**EXERCISE DESCRIPTION**
Transcribe the entries exactly; images are not part of the copy.

**DATASET RECORDS**
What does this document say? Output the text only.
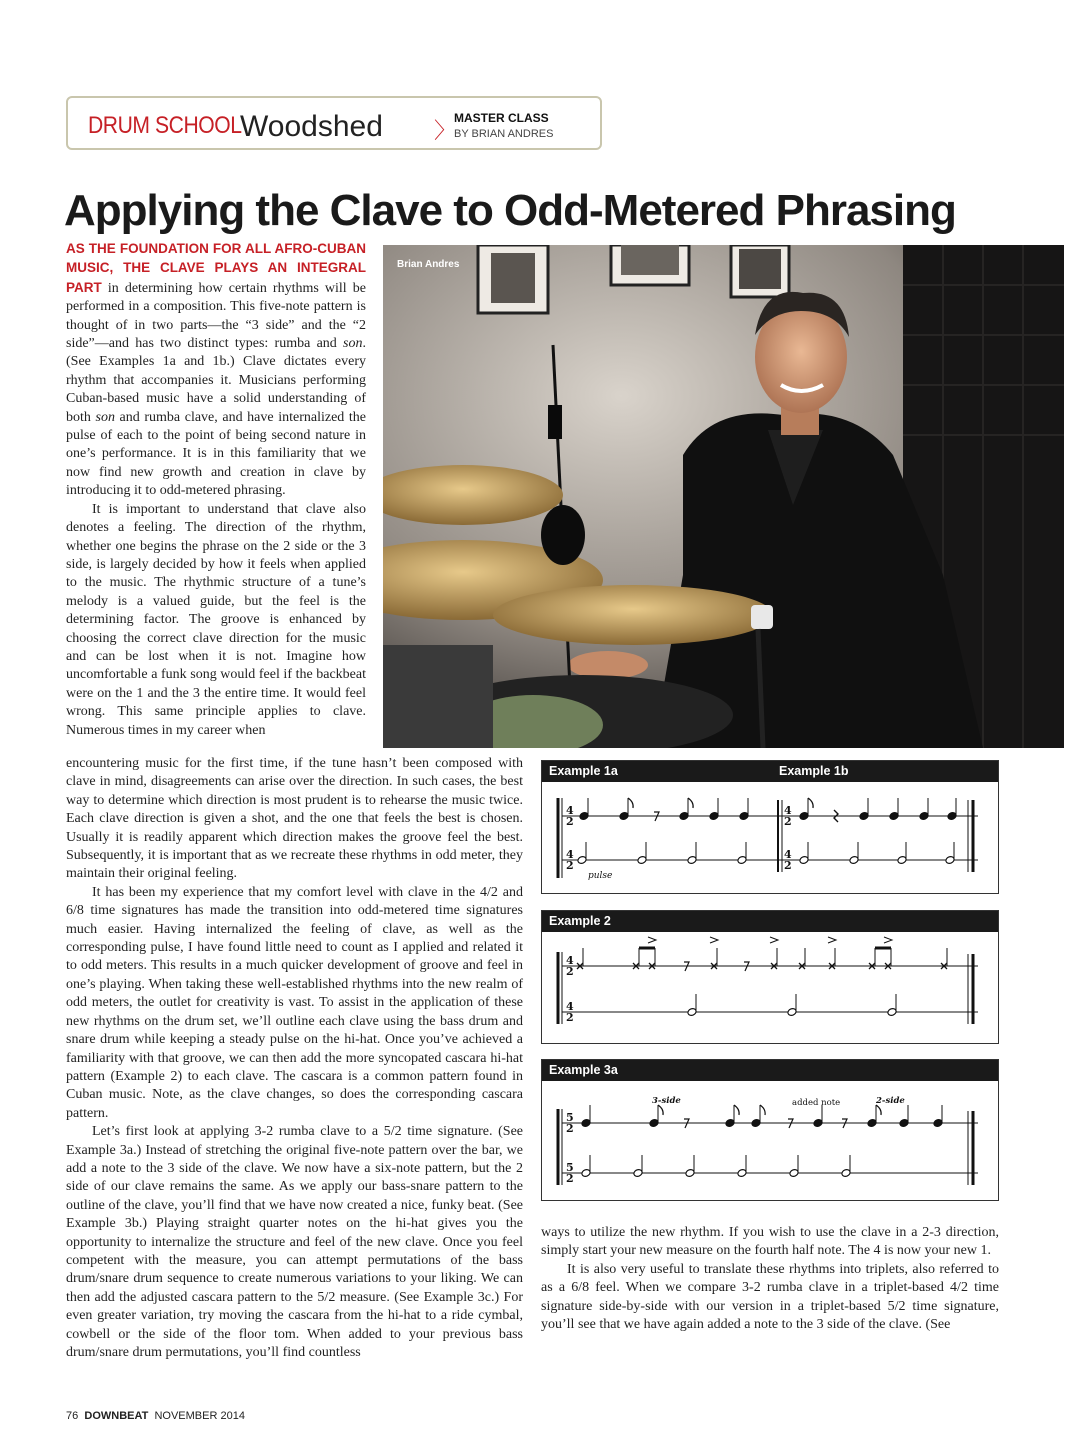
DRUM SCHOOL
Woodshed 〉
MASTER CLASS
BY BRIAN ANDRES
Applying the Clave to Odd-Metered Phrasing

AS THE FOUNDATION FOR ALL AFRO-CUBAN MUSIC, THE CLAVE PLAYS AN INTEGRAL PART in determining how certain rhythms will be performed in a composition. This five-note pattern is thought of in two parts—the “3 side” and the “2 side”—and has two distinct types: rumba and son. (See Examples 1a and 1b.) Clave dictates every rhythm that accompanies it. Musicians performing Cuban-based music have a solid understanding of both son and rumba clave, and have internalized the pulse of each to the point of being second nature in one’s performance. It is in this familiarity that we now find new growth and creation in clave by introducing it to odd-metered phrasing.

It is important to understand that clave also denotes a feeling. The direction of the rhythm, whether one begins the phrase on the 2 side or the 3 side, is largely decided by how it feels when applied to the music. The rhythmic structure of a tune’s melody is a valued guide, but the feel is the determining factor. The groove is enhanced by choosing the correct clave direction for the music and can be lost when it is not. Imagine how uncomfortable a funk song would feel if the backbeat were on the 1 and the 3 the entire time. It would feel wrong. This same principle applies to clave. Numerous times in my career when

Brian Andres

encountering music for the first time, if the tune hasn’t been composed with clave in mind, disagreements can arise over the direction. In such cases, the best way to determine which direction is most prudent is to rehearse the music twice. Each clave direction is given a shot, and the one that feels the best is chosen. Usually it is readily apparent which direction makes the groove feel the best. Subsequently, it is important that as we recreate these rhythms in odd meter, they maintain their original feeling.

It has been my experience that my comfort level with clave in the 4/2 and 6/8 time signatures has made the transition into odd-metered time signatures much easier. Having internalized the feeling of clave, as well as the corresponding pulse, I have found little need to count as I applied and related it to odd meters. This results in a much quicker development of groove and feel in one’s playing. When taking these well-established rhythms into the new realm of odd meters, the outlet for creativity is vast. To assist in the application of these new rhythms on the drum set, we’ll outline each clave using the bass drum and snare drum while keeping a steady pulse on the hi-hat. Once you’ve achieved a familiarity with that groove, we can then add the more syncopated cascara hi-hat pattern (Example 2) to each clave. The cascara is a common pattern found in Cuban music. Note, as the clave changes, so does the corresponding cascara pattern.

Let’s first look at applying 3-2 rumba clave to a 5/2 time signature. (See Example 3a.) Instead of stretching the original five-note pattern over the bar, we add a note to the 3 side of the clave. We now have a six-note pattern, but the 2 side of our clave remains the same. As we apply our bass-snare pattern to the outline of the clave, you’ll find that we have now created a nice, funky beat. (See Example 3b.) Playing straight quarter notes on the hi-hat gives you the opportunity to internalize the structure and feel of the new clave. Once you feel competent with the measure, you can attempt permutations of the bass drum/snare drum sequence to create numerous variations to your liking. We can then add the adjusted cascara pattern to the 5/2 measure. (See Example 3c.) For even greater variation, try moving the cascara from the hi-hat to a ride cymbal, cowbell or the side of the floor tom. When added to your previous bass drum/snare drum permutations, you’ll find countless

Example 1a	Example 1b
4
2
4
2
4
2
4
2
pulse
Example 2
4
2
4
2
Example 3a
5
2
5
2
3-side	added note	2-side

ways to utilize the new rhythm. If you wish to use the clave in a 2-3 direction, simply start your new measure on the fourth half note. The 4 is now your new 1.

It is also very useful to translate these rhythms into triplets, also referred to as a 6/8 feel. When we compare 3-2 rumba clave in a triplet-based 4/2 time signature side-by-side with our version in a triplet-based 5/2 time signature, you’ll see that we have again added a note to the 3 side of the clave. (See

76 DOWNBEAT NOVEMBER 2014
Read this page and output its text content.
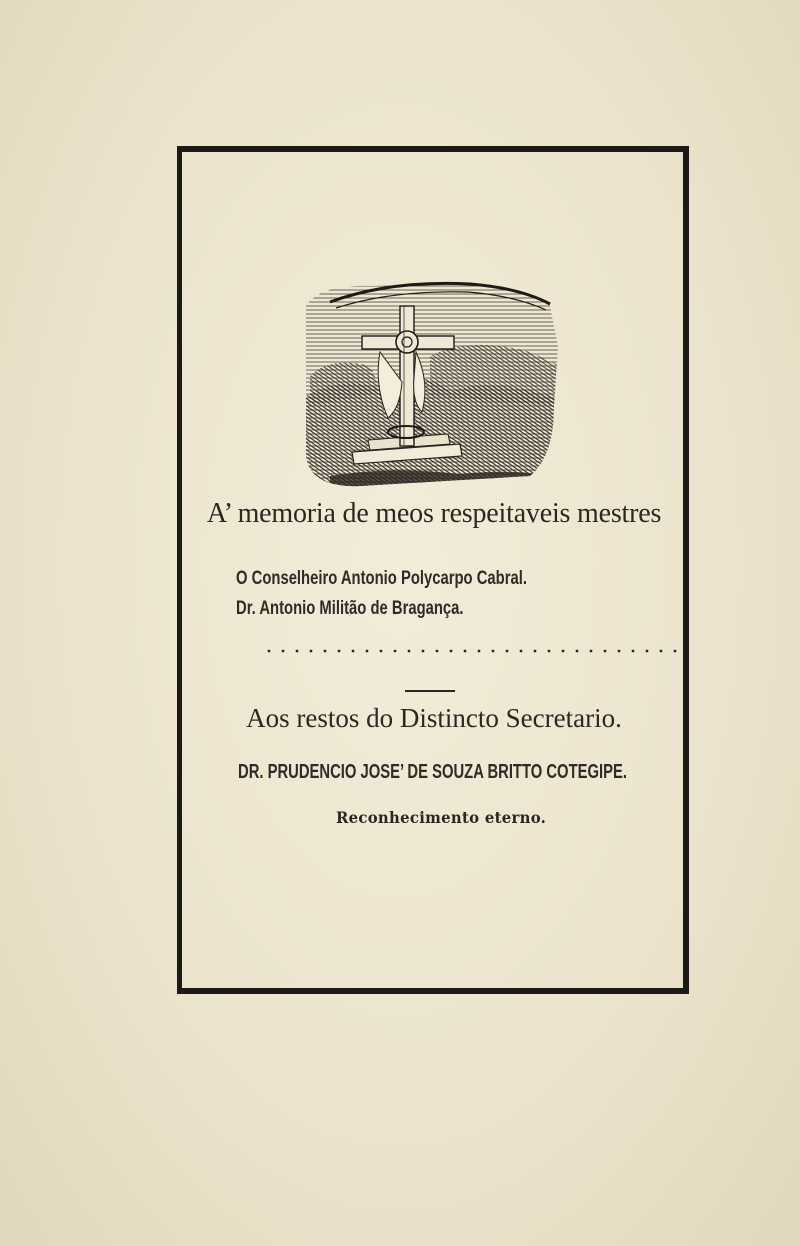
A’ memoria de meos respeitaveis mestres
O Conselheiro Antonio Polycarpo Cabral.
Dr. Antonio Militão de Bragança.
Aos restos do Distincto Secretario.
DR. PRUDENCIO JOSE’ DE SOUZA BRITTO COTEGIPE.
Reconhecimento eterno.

**TASK ANSWER**
What does this document say? Output the text only.
DRUM SCHOOL
Woodshed 〉
MASTER CLASS
BY BRIAN ANDRES
Applying the Clave to Odd-Metered Phrasing

AS THE FOUNDATION FOR ALL AFRO-CUBAN MUSIC, THE CLAVE PLAYS AN INTEGRAL PART in determining how certain rhythms will be performed in a composition. This five-note pattern is thought of in two parts—the “3 side” and the “2 side”—and has two distinct types: rumba and son. (See Examples 1a and 1b.) Clave dictates every rhythm that accompanies it. Musicians performing Cuban-based music have a solid understanding of both son and rumba clave, and have internalized the pulse of each to the point of being second nature in one’s performance. It is in this familiarity that we now find new growth and creation in clave by introducing it to odd-metered phrasing.

It is important to understand that clave also denotes a feeling. The direction of the rhythm, whether one begins the phrase on the 2 side or the 3 side, is largely decided by how it feels when applied to the music. The rhythmic structure of a tune’s melody is a valued guide, but the feel is the determining factor. The groove is enhanced by choosing the correct clave direction for the music and can be lost when it is not. Imagine how uncomfortable a funk song would feel if the backbeat were on the 1 and the 3 the entire time. It would feel wrong. This same principle applies to clave. Numerous times in my career when

Brian Andres

encountering music for the first time, if the tune hasn’t been composed with clave in mind, disagreements can arise over the direction. In such cases, the best way to determine which direction is most prudent is to rehearse the music twice. Each clave direction is given a shot, and the one that feels the best is chosen. Usually it is readily apparent which direction makes the groove feel the best. Subsequently, it is important that as we recreate these rhythms in odd meter, they maintain their original feeling.

It has been my experience that my comfort level with clave in the 4/2 and 6/8 time signatures has made the transition into odd-metered time signatures much easier. Having internalized the feeling of clave, as well as the corresponding pulse, I have found little need to count as I applied and related it to odd meters. This results in a much quicker development of groove and feel in one’s playing. When taking these well-established rhythms into the new realm of odd meters, the outlet for creativity is vast. To assist in the application of these new rhythms on the drum set, we’ll outline each clave using the bass drum and snare drum while keeping a steady pulse on the hi-hat. Once you’ve achieved a familiarity with that groove, we can then add the more syncopated cascara hi-hat pattern (Example 2) to each clave. The cascara is a common pattern found in Cuban music. Note, as the clave changes, so does the corresponding cascara pattern.

Let’s first look at applying 3-2 rumba clave to a 5/2 time signature. (See Example 3a.) Instead of stretching the original five-note pattern over the bar, we add a note to the 3 side of the clave. We now have a six-note pattern, but the 2 side of our clave remains the same. As we apply our bass-snare pattern to the outline of the clave, you’ll find that we have now created a nice, funky beat. (See Example 3b.) Playing straight quarter notes on the hi-hat gives you the opportunity to internalize the structure and feel of the new clave. Once you feel competent with the measure, you can attempt permutations of the bass drum/snare drum sequence to create numerous variations to your liking. We can then add the adjusted cascara pattern to the 5/2 measure. (See Example 3c.) For even greater variation, try moving the cascara from the hi-hat to a ride cymbal, cowbell or the side of the floor tom. When added to your previous bass drum/snare drum permutations, you’ll find countless

Example 1a	Example 1b
4
2
4
2
4
2
4
2
pulse
Example 2
4
2
4
2
Example 3a
5
2
5
2
3-side	added note	2-side

ways to utilize the new rhythm. If you wish to use the clave in a 2-3 direction, simply start your new measure on the fourth half note. The 4 is now your new 1.

It is also very useful to translate these rhythms into triplets, also referred to as a 6/8 feel. When we compare 3-2 rumba clave in a triplet-based 4/2 time signature side-by-side with our version in a triplet-based 5/2 time signature, you’ll see that we have again added a note to the 3 side of the clave. (See

76 DOWNBEAT NOVEMBER 2014
Read this page and output its text content.
A’ memoria de meos respeitaveis mestres
O Conselheiro Antonio Polycarpo Cabral.
Dr. Antonio Militão de Bragança.
Aos restos do Distincto Secretario.
DR. PRUDENCIO JOSE’ DE SOUZA BRITTO COTEGIPE.
Reconhecimento eterno.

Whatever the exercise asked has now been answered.